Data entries

»»

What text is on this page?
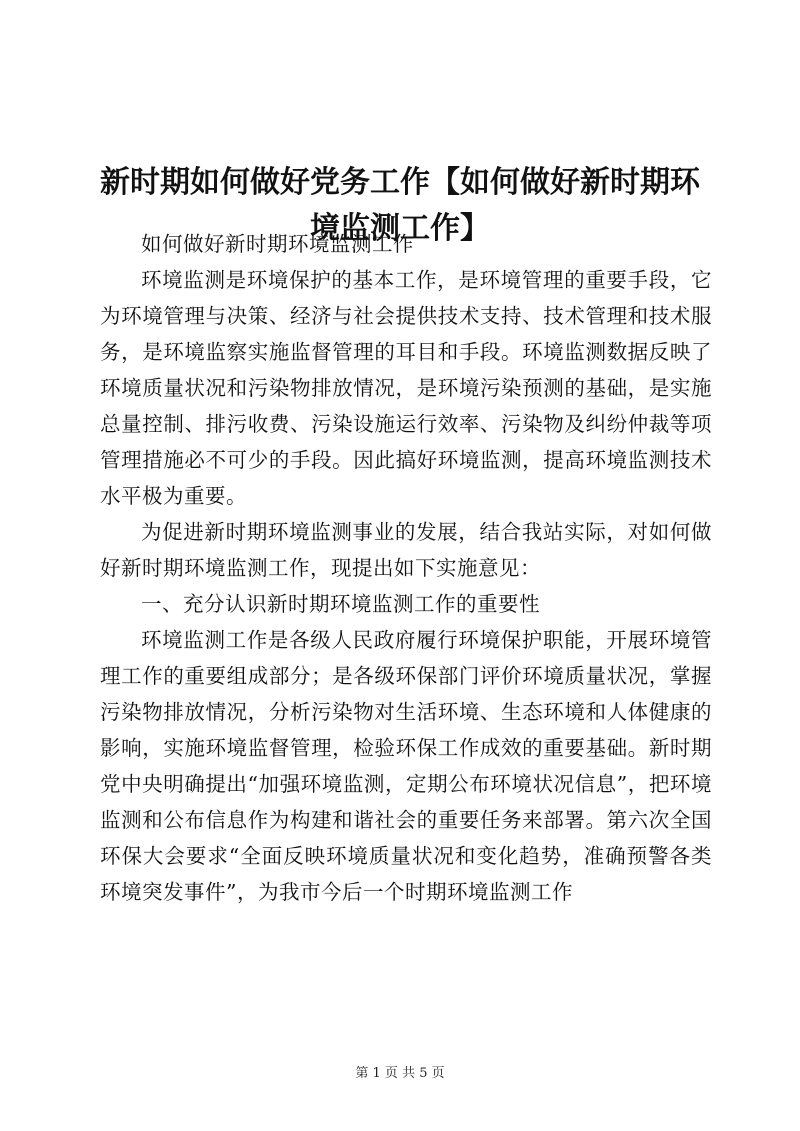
新时期如何做好党务工作【如何做好新时期环境监测工作】

如何做好新时期环境监测工作

环境监测是环境保护的基本工作，是环境管理的重要手段，它为环境管理与决策、经济与社会提供技术支持、技术管理和技术服务，是环境监察实施监督管理的耳目和手段。环境监测数据反映了环境质量状况和污染物排放情况，是环境污染预测的基础，是实施总量控制、排污收费、污染设施运行效率、污染物及纠纷仲裁等项管理措施必不可少的手段。因此搞好环境监测，提高环境监测技术水平极为重要。

为促进新时期环境监测事业的发展，结合我站实际，对如何做好新时期环境监测工作，现提出如下实施意见：

一、充分认识新时期环境监测工作的重要性

环境监测工作是各级人民政府履行环境保护职能，开展环境管理工作的重要组成部分；是各级环保部门评价环境质量状况，掌握污染物排放情况，分析污染物对生活环境、生态环境和人体健康的影响，实施环境监督管理，检验环保工作成效的重要基础。新时期党中央明确提出“加强环境监测，定期公布环境状况信息”，把环境监测和公布信息作为构建和谐社会的重要任务来部署。第六次全国环保大会要求“全面反映环境质量状况和变化趋势，准确预警各类环境突发事件”，为我市今后一个时期环境监测工作

第 1 页 共 5 页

««

* _TASK BRIEF_
Reproduce every line exactly and omit all pictures.

* _RESPONSE TO THIS EXERCISE_
What text is on this page?
新时期如何做好党务工作【如何做好新时期环境监测工作】

如何做好新时期环境监测工作

环境监测是环境保护的基本工作，是环境管理的重要手段，它为环境管理与决策、经济与社会提供技术支持、技术管理和技术服务，是环境监察实施监督管理的耳目和手段。环境监测数据反映了环境质量状况和污染物排放情况，是环境污染预测的基础，是实施总量控制、排污收费、污染设施运行效率、污染物及纠纷仲裁等项管理措施必不可少的手段。因此搞好环境监测，提高环境监测技术水平极为重要。

为促进新时期环境监测事业的发展，结合我站实际，对如何做好新时期环境监测工作，现提出如下实施意见：

一、充分认识新时期环境监测工作的重要性

环境监测工作是各级人民政府履行环境保护职能，开展环境管理工作的重要组成部分；是各级环保部门评价环境质量状况，掌握污染物排放情况，分析污染物对生活环境、生态环境和人体健康的影响，实施环境监督管理，检验环保工作成效的重要基础。新时期党中央明确提出“加强环境监测，定期公布环境状况信息”，把环境监测和公布信息作为构建和谐社会的重要任务来部署。第六次全国环保大会要求“全面反映环境质量状况和变化趋势，准确预警各类环境突发事件”，为我市今后一个时期环境监测工作

第 1 页 共 5 页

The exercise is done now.